Disponha em tabela Markdown as linhas a seguir, começando na primeira e terminando na que contém "y-tick-label: 44: [22, 279, 39, 295]", ambas incluídas. Use as colunas Número e Linha e omita as linhas em branco.

Dados de elementos e regiões
══════
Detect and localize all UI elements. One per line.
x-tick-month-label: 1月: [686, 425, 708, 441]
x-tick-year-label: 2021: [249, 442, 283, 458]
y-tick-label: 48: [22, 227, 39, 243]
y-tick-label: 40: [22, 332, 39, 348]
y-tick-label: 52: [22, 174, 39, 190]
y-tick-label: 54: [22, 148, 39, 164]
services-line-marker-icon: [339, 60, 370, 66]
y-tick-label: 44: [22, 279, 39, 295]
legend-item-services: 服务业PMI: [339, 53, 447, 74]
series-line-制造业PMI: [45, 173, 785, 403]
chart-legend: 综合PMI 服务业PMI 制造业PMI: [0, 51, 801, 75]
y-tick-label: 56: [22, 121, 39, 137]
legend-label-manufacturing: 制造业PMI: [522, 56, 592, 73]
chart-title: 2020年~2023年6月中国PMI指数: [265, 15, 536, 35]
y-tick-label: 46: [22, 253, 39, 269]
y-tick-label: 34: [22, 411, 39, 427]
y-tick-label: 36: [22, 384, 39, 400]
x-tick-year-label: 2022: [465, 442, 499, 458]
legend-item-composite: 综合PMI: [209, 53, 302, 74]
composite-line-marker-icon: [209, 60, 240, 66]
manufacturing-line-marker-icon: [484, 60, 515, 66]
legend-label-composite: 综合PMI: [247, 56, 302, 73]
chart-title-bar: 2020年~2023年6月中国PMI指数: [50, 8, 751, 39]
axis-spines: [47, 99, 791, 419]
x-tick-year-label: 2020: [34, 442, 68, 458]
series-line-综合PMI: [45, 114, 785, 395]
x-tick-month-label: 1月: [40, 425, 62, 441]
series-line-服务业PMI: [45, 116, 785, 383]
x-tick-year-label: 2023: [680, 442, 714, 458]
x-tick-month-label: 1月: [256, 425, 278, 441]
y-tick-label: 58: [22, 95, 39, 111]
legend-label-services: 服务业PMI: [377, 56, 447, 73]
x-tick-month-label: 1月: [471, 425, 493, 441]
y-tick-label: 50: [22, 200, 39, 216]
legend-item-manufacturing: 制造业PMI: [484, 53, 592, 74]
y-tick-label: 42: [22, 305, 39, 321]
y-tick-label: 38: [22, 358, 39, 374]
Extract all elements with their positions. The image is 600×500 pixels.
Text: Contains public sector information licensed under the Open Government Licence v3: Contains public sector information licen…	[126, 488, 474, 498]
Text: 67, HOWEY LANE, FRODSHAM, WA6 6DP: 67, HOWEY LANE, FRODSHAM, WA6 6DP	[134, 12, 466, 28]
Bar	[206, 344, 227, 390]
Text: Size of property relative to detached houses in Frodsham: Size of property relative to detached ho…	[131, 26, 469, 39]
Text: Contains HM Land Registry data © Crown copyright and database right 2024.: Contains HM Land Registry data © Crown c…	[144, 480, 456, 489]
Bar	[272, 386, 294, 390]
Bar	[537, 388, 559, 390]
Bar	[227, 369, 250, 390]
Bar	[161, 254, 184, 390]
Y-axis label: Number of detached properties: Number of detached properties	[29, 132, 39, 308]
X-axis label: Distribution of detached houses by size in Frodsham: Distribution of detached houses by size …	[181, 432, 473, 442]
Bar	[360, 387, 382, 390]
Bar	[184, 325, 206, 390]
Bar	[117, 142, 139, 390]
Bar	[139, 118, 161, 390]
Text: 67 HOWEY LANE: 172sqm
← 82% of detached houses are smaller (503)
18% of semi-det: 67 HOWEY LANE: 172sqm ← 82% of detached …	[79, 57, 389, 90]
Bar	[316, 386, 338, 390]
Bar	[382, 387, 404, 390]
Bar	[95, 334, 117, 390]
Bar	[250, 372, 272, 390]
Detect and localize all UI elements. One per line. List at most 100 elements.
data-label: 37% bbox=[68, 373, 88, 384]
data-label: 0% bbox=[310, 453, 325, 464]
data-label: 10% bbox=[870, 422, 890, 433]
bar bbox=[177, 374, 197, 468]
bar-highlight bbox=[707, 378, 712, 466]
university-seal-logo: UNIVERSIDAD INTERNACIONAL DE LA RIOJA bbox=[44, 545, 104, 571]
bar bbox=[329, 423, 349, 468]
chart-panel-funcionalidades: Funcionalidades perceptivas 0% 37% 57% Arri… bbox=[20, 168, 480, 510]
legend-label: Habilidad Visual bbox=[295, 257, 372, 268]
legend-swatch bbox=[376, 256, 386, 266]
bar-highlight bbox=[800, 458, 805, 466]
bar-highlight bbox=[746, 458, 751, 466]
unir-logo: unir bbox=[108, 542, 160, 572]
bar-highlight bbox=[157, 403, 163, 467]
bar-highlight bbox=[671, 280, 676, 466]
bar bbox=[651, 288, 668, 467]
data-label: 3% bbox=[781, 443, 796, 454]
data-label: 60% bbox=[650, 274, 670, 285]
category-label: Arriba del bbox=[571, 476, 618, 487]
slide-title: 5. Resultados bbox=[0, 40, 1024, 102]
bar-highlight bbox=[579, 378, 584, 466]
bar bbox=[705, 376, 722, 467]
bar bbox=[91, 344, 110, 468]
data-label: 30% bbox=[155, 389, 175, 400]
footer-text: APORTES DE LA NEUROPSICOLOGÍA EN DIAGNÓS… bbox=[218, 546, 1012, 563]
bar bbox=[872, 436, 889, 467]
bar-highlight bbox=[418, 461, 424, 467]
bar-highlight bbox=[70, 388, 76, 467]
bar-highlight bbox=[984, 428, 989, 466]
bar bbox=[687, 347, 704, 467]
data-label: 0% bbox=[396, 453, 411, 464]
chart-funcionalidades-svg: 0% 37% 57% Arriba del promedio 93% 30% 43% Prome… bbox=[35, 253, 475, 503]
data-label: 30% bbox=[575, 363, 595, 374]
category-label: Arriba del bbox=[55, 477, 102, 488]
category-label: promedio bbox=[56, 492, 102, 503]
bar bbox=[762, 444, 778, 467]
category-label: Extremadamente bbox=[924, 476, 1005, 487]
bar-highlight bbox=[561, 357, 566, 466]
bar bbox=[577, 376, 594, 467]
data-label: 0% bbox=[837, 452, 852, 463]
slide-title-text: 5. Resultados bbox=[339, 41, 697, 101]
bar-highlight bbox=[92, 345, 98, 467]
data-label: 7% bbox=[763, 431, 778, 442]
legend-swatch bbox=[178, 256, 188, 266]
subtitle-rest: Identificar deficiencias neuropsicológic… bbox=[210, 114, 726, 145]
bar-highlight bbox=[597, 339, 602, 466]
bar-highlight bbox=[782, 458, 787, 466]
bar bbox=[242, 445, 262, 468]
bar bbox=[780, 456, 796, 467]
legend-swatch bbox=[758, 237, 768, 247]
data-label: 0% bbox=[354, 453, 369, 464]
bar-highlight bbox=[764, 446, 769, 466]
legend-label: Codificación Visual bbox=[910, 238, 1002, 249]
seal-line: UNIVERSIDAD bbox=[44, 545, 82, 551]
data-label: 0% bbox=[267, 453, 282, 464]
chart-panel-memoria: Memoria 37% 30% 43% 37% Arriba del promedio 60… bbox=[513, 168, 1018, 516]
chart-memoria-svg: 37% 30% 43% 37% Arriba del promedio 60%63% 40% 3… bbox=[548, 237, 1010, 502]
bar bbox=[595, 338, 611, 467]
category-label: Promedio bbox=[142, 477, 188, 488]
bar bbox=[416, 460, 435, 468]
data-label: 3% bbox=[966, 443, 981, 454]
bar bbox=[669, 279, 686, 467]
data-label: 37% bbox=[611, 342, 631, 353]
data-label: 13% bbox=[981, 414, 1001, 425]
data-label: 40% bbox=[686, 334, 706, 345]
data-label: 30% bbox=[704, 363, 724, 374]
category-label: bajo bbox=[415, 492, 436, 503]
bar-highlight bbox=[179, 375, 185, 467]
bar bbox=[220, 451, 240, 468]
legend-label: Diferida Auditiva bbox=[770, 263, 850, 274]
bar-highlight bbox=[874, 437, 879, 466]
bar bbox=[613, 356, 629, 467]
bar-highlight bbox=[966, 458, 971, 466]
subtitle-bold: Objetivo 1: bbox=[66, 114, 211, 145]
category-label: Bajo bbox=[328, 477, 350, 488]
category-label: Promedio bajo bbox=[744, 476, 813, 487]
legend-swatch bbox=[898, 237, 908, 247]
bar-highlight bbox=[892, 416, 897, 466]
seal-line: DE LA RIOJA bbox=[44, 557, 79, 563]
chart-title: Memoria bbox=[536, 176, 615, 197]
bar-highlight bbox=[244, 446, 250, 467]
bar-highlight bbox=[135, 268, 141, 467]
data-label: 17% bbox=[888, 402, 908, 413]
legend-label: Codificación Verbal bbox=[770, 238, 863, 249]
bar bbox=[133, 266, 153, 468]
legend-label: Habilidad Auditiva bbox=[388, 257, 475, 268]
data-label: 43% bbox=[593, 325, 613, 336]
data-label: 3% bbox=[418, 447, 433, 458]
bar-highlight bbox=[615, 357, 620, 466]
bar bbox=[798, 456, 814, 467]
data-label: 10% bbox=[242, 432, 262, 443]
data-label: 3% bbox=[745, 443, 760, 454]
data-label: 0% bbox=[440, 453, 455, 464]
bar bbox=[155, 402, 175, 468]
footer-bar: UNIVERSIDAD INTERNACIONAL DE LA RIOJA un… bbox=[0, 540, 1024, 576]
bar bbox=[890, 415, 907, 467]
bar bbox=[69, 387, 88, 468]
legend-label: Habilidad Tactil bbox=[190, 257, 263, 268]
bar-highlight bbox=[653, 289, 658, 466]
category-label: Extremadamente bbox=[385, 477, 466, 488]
══════
SOLUÇÃO DO EXERCÍCIO
| Número | Linha |
|---|---|
| 1 | Detect and localize all UI elements. One per line. |
| 2 | x-tick-month-label: 1月: [686, 425, 708, 441] |
| 3 | x-tick-year-label: 2021: [249, 442, 283, 458] |
| 4 | y-tick-label: 48: [22, 227, 39, 243] |
| 5 | y-tick-label: 40: [22, 332, 39, 348] |
| 6 | y-tick-label: 52: [22, 174, 39, 190] |
| 7 | y-tick-label: 54: [22, 148, 39, 164] |
| 8 | services-line-marker-icon: [339, 60, 370, 66] |
| 9 | y-tick-label: 44: [22, 279, 39, 295] |